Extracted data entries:
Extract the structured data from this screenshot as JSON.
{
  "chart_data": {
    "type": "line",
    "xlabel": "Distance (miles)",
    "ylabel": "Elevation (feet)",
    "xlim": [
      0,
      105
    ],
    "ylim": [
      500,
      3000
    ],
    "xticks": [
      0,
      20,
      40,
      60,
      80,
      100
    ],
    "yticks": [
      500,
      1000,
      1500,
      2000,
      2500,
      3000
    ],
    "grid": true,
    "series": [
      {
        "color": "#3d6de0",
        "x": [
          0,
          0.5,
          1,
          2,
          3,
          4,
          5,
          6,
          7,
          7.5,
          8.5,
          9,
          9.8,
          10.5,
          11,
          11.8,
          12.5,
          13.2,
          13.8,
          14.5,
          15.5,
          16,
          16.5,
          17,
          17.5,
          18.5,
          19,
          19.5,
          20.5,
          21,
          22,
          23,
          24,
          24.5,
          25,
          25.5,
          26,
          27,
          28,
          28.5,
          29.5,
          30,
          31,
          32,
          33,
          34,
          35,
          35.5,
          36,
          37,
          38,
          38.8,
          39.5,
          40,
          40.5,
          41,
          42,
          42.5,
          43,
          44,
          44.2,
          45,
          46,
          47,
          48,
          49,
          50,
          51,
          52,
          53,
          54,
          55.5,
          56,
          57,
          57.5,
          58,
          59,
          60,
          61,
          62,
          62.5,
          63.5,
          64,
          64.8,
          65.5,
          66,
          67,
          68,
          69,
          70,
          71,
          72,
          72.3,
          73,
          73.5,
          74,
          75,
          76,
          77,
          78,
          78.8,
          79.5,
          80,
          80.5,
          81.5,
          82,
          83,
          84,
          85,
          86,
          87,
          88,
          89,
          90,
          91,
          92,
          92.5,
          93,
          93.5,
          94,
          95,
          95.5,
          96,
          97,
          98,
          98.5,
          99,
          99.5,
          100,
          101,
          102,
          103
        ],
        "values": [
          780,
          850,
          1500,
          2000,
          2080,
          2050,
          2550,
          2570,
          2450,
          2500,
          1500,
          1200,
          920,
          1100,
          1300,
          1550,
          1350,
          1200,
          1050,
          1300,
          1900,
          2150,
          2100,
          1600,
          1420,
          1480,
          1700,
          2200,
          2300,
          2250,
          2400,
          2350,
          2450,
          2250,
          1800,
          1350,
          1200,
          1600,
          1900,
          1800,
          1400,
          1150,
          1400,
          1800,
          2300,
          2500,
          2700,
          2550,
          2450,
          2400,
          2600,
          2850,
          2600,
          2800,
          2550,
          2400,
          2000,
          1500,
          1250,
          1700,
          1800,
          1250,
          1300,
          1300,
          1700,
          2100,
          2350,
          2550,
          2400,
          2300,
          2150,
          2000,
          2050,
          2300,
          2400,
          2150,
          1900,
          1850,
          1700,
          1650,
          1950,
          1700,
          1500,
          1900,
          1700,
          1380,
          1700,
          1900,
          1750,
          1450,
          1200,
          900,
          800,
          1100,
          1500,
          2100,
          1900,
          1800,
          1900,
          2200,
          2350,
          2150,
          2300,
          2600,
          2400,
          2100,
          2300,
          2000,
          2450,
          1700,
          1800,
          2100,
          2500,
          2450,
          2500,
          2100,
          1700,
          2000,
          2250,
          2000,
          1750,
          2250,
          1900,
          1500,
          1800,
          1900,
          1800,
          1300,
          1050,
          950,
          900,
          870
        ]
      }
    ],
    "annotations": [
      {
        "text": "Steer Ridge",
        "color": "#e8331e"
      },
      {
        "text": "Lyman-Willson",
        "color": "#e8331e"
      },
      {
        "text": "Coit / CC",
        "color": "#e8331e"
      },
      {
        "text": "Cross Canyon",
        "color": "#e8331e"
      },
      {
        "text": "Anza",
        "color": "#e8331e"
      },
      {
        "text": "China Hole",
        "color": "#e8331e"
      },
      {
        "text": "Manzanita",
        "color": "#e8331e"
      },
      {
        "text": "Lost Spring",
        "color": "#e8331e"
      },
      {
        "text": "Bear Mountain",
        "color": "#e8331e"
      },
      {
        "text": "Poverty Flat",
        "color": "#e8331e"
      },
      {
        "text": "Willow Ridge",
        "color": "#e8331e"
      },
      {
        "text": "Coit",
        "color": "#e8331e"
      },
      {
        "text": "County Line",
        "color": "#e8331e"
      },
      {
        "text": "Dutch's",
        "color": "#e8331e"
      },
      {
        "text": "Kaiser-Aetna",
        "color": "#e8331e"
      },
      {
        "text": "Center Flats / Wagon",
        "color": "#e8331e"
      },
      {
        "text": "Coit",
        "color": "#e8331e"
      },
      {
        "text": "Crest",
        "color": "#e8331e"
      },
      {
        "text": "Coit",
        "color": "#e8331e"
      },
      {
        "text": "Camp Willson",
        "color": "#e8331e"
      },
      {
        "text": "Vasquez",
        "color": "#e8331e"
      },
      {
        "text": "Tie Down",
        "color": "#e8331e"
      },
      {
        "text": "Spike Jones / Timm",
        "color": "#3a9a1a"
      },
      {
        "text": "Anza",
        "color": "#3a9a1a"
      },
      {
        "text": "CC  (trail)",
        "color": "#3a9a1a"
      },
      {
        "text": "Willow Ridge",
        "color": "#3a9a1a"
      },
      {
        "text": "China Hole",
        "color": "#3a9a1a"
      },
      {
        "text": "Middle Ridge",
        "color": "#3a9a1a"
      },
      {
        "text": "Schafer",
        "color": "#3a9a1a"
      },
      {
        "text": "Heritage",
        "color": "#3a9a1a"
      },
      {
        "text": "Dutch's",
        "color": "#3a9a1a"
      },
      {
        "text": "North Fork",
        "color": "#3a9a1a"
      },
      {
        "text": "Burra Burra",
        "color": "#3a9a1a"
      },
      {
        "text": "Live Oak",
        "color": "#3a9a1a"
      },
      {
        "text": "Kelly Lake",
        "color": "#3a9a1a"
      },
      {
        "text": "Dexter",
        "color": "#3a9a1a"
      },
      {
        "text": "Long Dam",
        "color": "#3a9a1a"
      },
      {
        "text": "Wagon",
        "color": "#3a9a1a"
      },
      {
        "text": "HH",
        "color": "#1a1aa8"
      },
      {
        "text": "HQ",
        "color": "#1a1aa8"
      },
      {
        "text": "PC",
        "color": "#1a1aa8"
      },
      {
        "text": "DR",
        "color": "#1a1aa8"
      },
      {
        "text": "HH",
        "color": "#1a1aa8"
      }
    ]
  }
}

## Brief
Retype all of the entries precisely as they are.

## Output for this task
Extract the structured data from this screenshot as JSON.
{
  "chart_data": {
    "type": "line",
    "xlabel": "Distance (miles)",
    "ylabel": "Elevation (feet)",
    "xlim": [
      0,
      105
    ],
    "ylim": [
      500,
      3000
    ],
    "xticks": [
      0,
      20,
      40,
      60,
      80,
      100
    ],
    "yticks": [
      500,
      1000,
      1500,
      2000,
      2500,
      3000
    ],
    "grid": true,
    "series": [
      {
        "color": "#3d6de0",
        "x": [
          0,
          0.5,
          1,
          2,
          3,
          4,
          5,
          6,
          7,
          7.5,
          8.5,
          9,
          9.8,
          10.5,
          11,
          11.8,
          12.5,
          13.2,
          13.8,
          14.5,
          15.5,
          16,
          16.5,
          17,
          17.5,
          18.5,
          19,
          19.5,
          20.5,
          21,
          22,
          23,
          24,
          24.5,
          25,
          25.5,
          26,
          27,
          28,
          28.5,
          29.5,
          30,
          31,
          32,
          33,
          34,
          35,
          35.5,
          36,
          37,
          38,
          38.8,
          39.5,
          40,
          40.5,
          41,
          42,
          42.5,
          43,
          44,
          44.2,
          45,
          46,
          47,
          48,
          49,
          50,
          51,
          52,
          53,
          54,
          55.5,
          56,
          57,
          57.5,
          58,
          59,
          60,
          61,
          62,
          62.5,
          63.5,
          64,
          64.8,
          65.5,
          66,
          67,
          68,
          69,
          70,
          71,
          72,
          72.3,
          73,
          73.5,
          74,
          75,
          76,
          77,
          78,
          78.8,
          79.5,
          80,
          80.5,
          81.5,
          82,
          83,
          84,
          85,
          86,
          87,
          88,
          89,
          90,
          91,
          92,
          92.5,
          93,
          93.5,
          94,
          95,
          95.5,
          96,
          97,
          98,
          98.5,
          99,
          99.5,
          100,
          101,
          102,
          103
        ],
        "values": [
          780,
          850,
          1500,
          2000,
          2080,
          2050,
          2550,
          2570,
          2450,
          2500,
          1500,
          1200,
          920,
          1100,
          1300,
          1550,
          1350,
          1200,
          1050,
          1300,
          1900,
          2150,
          2100,
          1600,
          1420,
          1480,
          1700,
          2200,
          2300,
          2250,
          2400,
          2350,
          2450,
          2250,
          1800,
          1350,
          1200,
          1600,
          1900,
          1800,
          1400,
          1150,
          1400,
          1800,
          2300,
          2500,
          2700,
          2550,
          2450,
          2400,
          2600,
          2850,
          2600,
          2800,
          2550,
          2400,
          2000,
          1500,
          1250,
          1700,
          1800,
          1250,
          1300,
          1300,
          1700,
          2100,
          2350,
          2550,
          2400,
          2300,
          2150,
          2000,
          2050,
          2300,
          2400,
          2150,
          1900,
          1850,
          1700,
          1650,
          1950,
          1700,
          1500,
          1900,
          1700,
          1380,
          1700,
          1900,
          1750,
          1450,
          1200,
          900,
          800,
          1100,
          1500,
          2100,
          1900,
          1800,
          1900,
          2200,
          2350,
          2150,
          2300,
          2600,
          2400,
          2100,
          2300,
          2000,
          2450,
          1700,
          1800,
          2100,
          2500,
          2450,
          2500,
          2100,
          1700,
          2000,
          2250,
          2000,
          1750,
          2250,
          1900,
          1500,
          1800,
          1900,
          1800,
          1300,
          1050,
          950,
          900,
          870
        ]
      }
    ],
    "annotations": [
      {
        "text": "Steer Ridge",
        "color": "#e8331e"
      },
      {
        "text": "Lyman-Willson",
        "color": "#e8331e"
      },
      {
        "text": "Coit / CC",
        "color": "#e8331e"
      },
      {
        "text": "Cross Canyon",
        "color": "#e8331e"
      },
      {
        "text": "Anza",
        "color": "#e8331e"
      },
      {
        "text": "China Hole",
        "color": "#e8331e"
      },
      {
        "text": "Manzanita",
        "color": "#e8331e"
      },
      {
        "text": "Lost Spring",
        "color": "#e8331e"
      },
      {
        "text": "Bear Mountain",
        "color": "#e8331e"
      },
      {
        "text": "Poverty Flat",
        "color": "#e8331e"
      },
      {
        "text": "Willow Ridge",
        "color": "#e8331e"
      },
      {
        "text": "Coit",
        "color": "#e8331e"
      },
      {
        "text": "County Line",
        "color": "#e8331e"
      },
      {
        "text": "Dutch's",
        "color": "#e8331e"
      },
      {
        "text": "Kaiser-Aetna",
        "color": "#e8331e"
      },
      {
        "text": "Center Flats / Wagon",
        "color": "#e8331e"
      },
      {
        "text": "Coit",
        "color": "#e8331e"
      },
      {
        "text": "Crest",
        "color": "#e8331e"
      },
      {
        "text": "Coit",
        "color": "#e8331e"
      },
      {
        "text": "Camp Willson",
        "color": "#e8331e"
      },
      {
        "text": "Vasquez",
        "color": "#e8331e"
      },
      {
        "text": "Tie Down",
        "color": "#e8331e"
      },
      {
        "text": "Spike Jones / Timm",
        "color": "#3a9a1a"
      },
      {
        "text": "Anza",
        "color": "#3a9a1a"
      },
      {
        "text": "CC  (trail)",
        "color": "#3a9a1a"
      },
      {
        "text": "Willow Ridge",
        "color": "#3a9a1a"
      },
      {
        "text": "China Hole",
        "color": "#3a9a1a"
      },
      {
        "text": "Middle Ridge",
        "color": "#3a9a1a"
      },
      {
        "text": "Schafer",
        "color": "#3a9a1a"
      },
      {
        "text": "Heritage",
        "color": "#3a9a1a"
      },
      {
        "text": "Dutch's",
        "color": "#3a9a1a"
      },
      {
        "text": "North Fork",
        "color": "#3a9a1a"
      },
      {
        "text": "Burra Burra",
        "color": "#3a9a1a"
      },
      {
        "text": "Live Oak",
        "color": "#3a9a1a"
      },
      {
        "text": "Kelly Lake",
        "color": "#3a9a1a"
      },
      {
        "text": "Dexter",
        "color": "#3a9a1a"
      },
      {
        "text": "Long Dam",
        "color": "#3a9a1a"
      },
      {
        "text": "Wagon",
        "color": "#3a9a1a"
      },
      {
        "text": "HH",
        "color": "#1a1aa8"
      },
      {
        "text": "HQ",
        "color": "#1a1aa8"
      },
      {
        "text": "PC",
        "color": "#1a1aa8"
      },
      {
        "text": "DR",
        "color": "#1a1aa8"
      },
      {
        "text": "HH",
        "color": "#1a1aa8"
      }
    ]
  }
}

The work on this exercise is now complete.